*GESTELLTE AUFGABE*:
Überführe den Abschnitt von der Zeile mit „user-color-cell[interactable] <box>440 236“ bis einschließlich der Zeile mit „color-swatch <box>214 259 242 287</box>“ in eine JSON-Liste von Zeichenketten mit genau einem Eintrag pro Zeile. Leerzeilen entfallen.

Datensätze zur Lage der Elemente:
--------------------

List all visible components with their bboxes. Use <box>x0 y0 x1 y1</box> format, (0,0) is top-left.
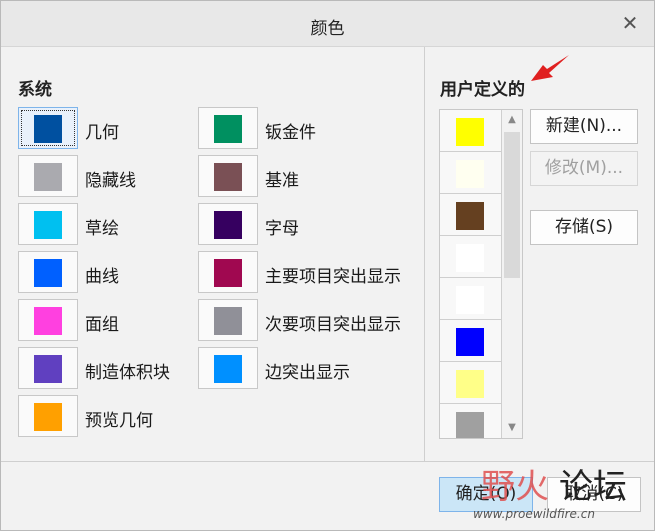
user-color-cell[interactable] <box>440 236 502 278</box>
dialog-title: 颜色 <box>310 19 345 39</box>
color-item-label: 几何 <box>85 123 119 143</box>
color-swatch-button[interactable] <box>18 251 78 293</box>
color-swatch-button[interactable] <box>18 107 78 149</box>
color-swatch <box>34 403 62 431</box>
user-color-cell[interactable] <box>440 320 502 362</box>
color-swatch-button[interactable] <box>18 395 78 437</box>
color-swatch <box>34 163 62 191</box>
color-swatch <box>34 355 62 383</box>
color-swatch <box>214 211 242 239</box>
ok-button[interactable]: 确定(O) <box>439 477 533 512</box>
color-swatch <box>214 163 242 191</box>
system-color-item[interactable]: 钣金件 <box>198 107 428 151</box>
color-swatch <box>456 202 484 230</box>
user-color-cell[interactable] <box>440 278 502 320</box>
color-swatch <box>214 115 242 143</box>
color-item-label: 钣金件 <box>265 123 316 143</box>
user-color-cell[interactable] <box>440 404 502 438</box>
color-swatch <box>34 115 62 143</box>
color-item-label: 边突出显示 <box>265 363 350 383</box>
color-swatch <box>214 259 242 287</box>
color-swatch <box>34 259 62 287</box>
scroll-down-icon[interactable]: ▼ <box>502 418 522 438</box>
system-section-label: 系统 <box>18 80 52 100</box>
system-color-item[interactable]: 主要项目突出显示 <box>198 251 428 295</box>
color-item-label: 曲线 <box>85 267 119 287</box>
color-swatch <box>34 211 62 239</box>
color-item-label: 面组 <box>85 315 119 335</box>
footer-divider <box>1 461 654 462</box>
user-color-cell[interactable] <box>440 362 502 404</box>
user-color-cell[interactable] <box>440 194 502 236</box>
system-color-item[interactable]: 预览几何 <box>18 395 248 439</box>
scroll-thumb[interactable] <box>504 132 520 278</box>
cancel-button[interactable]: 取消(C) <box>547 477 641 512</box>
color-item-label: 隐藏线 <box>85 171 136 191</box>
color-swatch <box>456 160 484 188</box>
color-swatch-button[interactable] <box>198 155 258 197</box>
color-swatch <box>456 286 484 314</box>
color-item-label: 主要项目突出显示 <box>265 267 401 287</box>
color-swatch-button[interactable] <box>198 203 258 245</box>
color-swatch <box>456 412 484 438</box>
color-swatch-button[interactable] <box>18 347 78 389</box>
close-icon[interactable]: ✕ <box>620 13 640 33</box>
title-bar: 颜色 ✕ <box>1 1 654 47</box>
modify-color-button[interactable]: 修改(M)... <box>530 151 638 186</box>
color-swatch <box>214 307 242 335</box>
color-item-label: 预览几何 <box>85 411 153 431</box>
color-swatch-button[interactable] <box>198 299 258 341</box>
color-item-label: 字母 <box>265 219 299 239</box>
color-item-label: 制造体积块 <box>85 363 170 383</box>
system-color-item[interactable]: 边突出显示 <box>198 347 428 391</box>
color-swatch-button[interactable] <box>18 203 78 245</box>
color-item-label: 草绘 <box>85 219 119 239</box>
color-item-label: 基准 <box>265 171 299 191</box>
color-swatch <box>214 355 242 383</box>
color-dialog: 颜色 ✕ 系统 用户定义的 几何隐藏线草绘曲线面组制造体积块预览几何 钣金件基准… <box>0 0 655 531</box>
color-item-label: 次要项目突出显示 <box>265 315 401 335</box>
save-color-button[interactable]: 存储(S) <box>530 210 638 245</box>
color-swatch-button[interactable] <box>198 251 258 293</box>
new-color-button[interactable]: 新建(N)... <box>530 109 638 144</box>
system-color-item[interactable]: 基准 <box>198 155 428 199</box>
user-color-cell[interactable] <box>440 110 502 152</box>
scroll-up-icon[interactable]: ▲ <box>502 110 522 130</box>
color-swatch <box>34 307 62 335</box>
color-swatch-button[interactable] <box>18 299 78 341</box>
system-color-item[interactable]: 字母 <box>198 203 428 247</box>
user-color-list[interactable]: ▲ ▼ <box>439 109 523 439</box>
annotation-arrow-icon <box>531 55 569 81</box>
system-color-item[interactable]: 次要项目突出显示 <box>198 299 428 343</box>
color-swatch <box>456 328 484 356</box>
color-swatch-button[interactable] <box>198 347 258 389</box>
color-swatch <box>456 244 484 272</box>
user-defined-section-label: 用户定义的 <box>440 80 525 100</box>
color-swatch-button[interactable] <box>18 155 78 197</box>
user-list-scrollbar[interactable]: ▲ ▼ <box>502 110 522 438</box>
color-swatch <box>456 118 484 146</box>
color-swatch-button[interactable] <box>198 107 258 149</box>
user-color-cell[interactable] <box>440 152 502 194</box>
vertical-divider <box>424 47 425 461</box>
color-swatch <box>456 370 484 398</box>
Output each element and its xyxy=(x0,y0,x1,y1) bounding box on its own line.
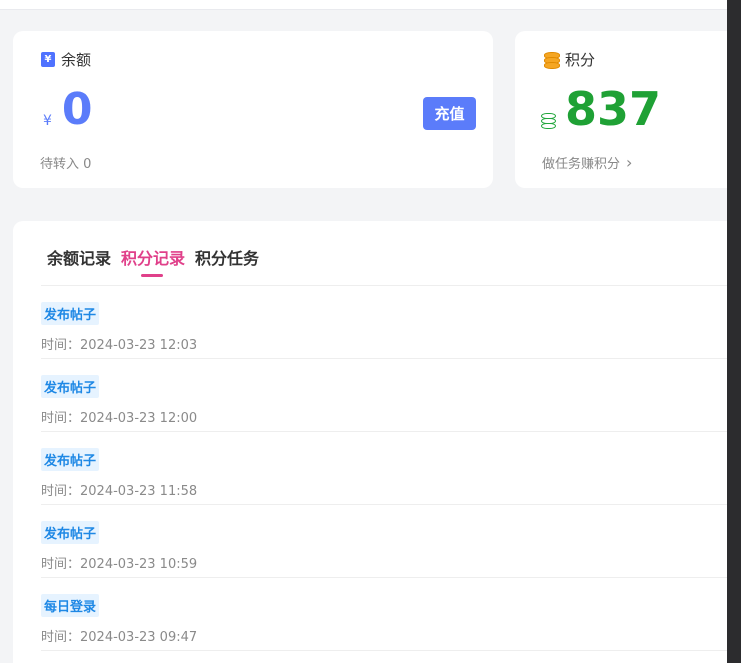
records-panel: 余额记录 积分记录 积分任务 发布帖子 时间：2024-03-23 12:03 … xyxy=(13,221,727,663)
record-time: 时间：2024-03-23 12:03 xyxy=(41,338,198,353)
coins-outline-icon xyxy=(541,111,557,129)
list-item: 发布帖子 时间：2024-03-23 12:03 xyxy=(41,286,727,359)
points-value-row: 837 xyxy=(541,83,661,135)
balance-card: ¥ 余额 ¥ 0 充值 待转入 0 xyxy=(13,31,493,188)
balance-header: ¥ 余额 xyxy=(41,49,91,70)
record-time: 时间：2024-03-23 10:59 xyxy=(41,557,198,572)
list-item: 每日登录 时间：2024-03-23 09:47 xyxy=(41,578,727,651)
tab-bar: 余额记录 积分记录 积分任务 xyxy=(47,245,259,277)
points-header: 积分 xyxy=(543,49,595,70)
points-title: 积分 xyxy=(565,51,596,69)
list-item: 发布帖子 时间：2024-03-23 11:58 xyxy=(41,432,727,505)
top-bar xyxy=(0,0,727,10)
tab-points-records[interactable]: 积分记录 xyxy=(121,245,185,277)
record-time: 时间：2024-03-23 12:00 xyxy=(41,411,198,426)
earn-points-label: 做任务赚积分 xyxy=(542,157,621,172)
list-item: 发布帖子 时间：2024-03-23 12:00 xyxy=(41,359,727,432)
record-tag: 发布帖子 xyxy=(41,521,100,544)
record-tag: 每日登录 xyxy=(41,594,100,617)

--------------------

*VOLLSTÄNDIGE ANTWORT*:
[
  "user-color-cell[interactable] <box>440 236 502 278</box>",
  "dialog-title: 颜色 <box>310 19 345 39</box>",
  "color-item-label: 几何 <box>85 123 119 143</box>",
  "color-swatch-button[interactable] <box>18 251 78 293</box>",
  "color-swatch-button[interactable] <box>18 107 78 149</box>",
  "color-swatch <box>34 403 62 431</box>",
  "user-color-cell[interactable] <box>440 320 502 362</box>",
  "color-swatch-button[interactable] <box>18 395 78 437</box>",
  "color-swatch <box>34 163 62 191</box>",
  "color-swatch <box>34 355 62 383</box>",
  "color-swatch <box>214 211 242 239</box>",
  "ok-button[interactable]: 确定(O) <box>439 477 533 512</box>",
  "color-swatch <box>214 163 242 191</box>",
  "system-color-item[interactable]: 钣金件 <box>198 107 428 151</box>",
  "color-swatch <box>456 202 484 230</box>",
  "user-color-cell[interactable] <box>440 278 502 320</box>",
  "color-swatch <box>214 115 242 143</box>",
  "color-item-label: 钣金件 <box>265 123 316 143</box>",
  "user-color-cell[interactable] <box>440 404 502 438</box>",
  "color-swatch <box>34 115 62 143</box>",
  "color-item-label: 边突出显示 <box>265 363 350 383</box>",
  "color-swatch <box>214 259 242 287</box>"
]